Saved data entries:
------------------------------------------------

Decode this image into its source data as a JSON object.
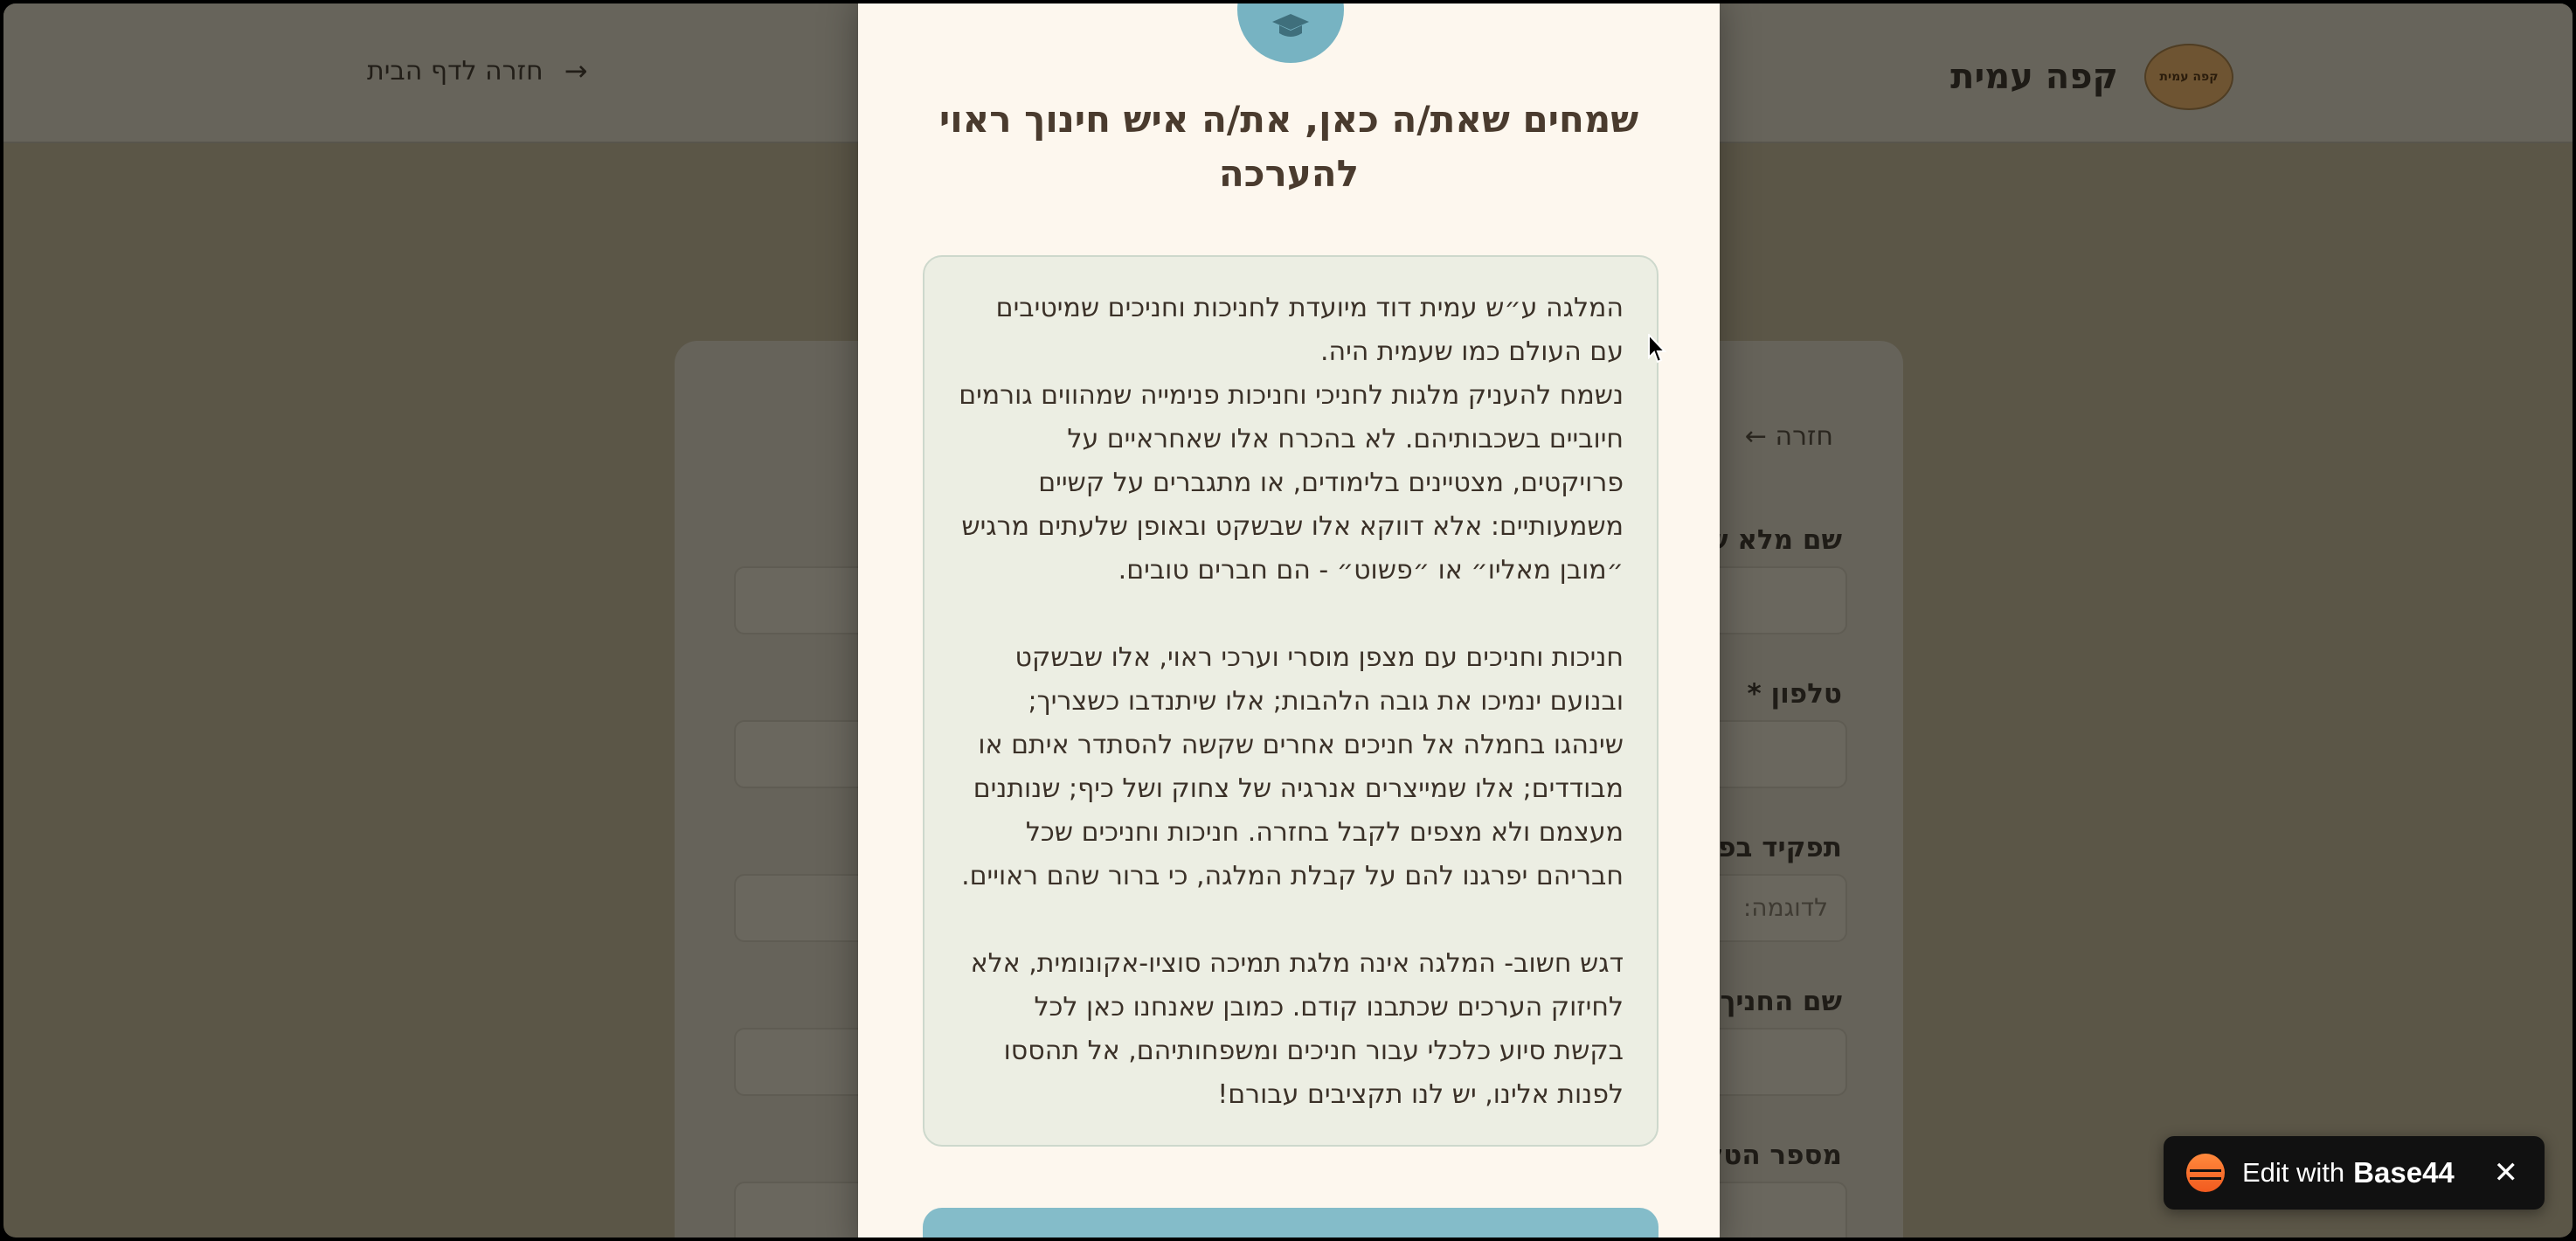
{
  "header": {
    "brand_name": "קפה עמית",
    "logo_text": "קפה עמית",
    "back_home_label": "חזרה לדף הבית"
  },
  "background_form": {
    "back_label": "חזרה ←",
    "labels": [
      "שם מלא ש",
      "טלפון *",
      "תפקיד בפ",
      "שם החניך",
      "מספר הטל"
    ],
    "role_placeholder": "לדוגמה:"
  },
  "modal": {
    "title": "שמחים שאת/ה כאן, את/ה איש חינוך ראוי להערכה",
    "paragraphs": [
      "המלגה ע״ש עמית דוד מיועדת לחניכות וחניכים שמיטיבים עם העולם כמו שעמית היה.\nנשמח להעניק מלגות לחניכי וחניכות פנימייה שמהווים גורמים חיוביים בשכבותיהם. לא בהכרח אלו שאחראיים על פרויקטים, מצטיינים בלימודים, או מתגברים על קשיים משמעותיים: אלא דווקא אלו שבשקט ובאופן שלעתים מרגיש ״מובן מאליו״ או ״פשוט״ - הם חברים טובים.",
      "חניכות וחניכים עם מצפן מוסרי וערכי ראוי, אלו שבשקט ובנועם ינמיכו את גובה הלהבות; אלו שיתנדבו כשצריך; שינהגו בחמלה אל חניכים אחרים שקשה להסתדר איתם או מבודדים; אלו שמייצרים אנרגיה של צחוק ושל כיף; שנותנים מעצמם ולא מצפים לקבל בחזרה. חניכות וחניכים שכל חבריהם יפרגנו להם על קבלת המלגה, כי ברור שהם ראויים.",
      "דגש חשוב- המלגה אינה מלגת תמיכה סוציו-אקונומית, אלא לחיזוק הערכים שכתבנו קודם. כמובן שאנחנו כאן לכל בקשת סיוע כלכלי עבור חניכים ומשפחותיהם, אל תהססו לפנות אלינו, יש לנו תקציבים עבורם!"
    ]
  },
  "badge": {
    "text": "Edit with",
    "brand": "Base44",
    "close": "✕"
  },
  "colors": {
    "modal_bg": "#fdf7ee",
    "accent_teal": "#77b3c2",
    "title_brown": "#4a3b2e",
    "text_box_bg": "#eceee3",
    "overlay": "#5b5647",
    "badge_orange": "#f25a1f"
  },
  "icons": {
    "modal_top": "graduation-cap-icon",
    "back_home": "arrow-right-icon",
    "badge_logo": "base44-logo-icon",
    "badge_close": "close-icon"
  }
}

------------------------------------------------

TASK BRIEF => Transcribe the listing above verbatim. Omit the pictures.

RESPONSE TO THE TASK =>
Decode this image into its source data as a JSON object.
{
  "header": {
    "brand_name": "קפה עמית",
    "logo_text": "קפה עמית",
    "back_home_label": "חזרה לדף הבית"
  },
  "background_form": {
    "back_label": "חזרה ←",
    "labels": [
      "שם מלא ש",
      "טלפון *",
      "תפקיד בפ",
      "שם החניך",
      "מספר הטל"
    ],
    "role_placeholder": "לדוגמה:"
  },
  "modal": {
    "title": "שמחים שאת/ה כאן, את/ה איש חינוך ראוי להערכה",
    "paragraphs": [
      "המלגה ע״ש עמית דוד מיועדת לחניכות וחניכים שמיטיבים עם העולם כמו שעמית היה.\nנשמח להעניק מלגות לחניכי וחניכות פנימייה שמהווים גורמים חיוביים בשכבותיהם. לא בהכרח אלו שאחראיים על פרויקטים, מצטיינים בלימודים, או מתגברים על קשיים משמעותיים: אלא דווקא אלו שבשקט ובאופן שלעתים מרגיש ״מובן מאליו״ או ״פשוט״ - הם חברים טובים.",
      "חניכות וחניכים עם מצפן מוסרי וערכי ראוי, אלו שבשקט ובנועם ינמיכו את גובה הלהבות; אלו שיתנדבו כשצריך; שינהגו בחמלה אל חניכים אחרים שקשה להסתדר איתם או מבודדים; אלו שמייצרים אנרגיה של צחוק ושל כיף; שנותנים מעצמם ולא מצפים לקבל בחזרה. חניכות וחניכים שכל חבריהם יפרגנו להם על קבלת המלגה, כי ברור שהם ראויים.",
      "דגש חשוב- המלגה אינה מלגת תמיכה סוציו-אקונומית, אלא לחיזוק הערכים שכתבנו קודם. כמובן שאנחנו כאן לכל בקשת סיוע כלכלי עבור חניכים ומשפחותיהם, אל תהססו לפנות אלינו, יש לנו תקציבים עבורם!"
    ]
  },
  "badge": {
    "text": "Edit with",
    "brand": "Base44",
    "close": "✕"
  },
  "colors": {
    "modal_bg": "#fdf7ee",
    "accent_teal": "#77b3c2",
    "title_brown": "#4a3b2e",
    "text_box_bg": "#eceee3",
    "overlay": "#5b5647",
    "badge_orange": "#f25a1f"
  },
  "icons": {
    "modal_top": "graduation-cap-icon",
    "back_home": "arrow-right-icon",
    "badge_logo": "base44-logo-icon",
    "badge_close": "close-icon"
  }
}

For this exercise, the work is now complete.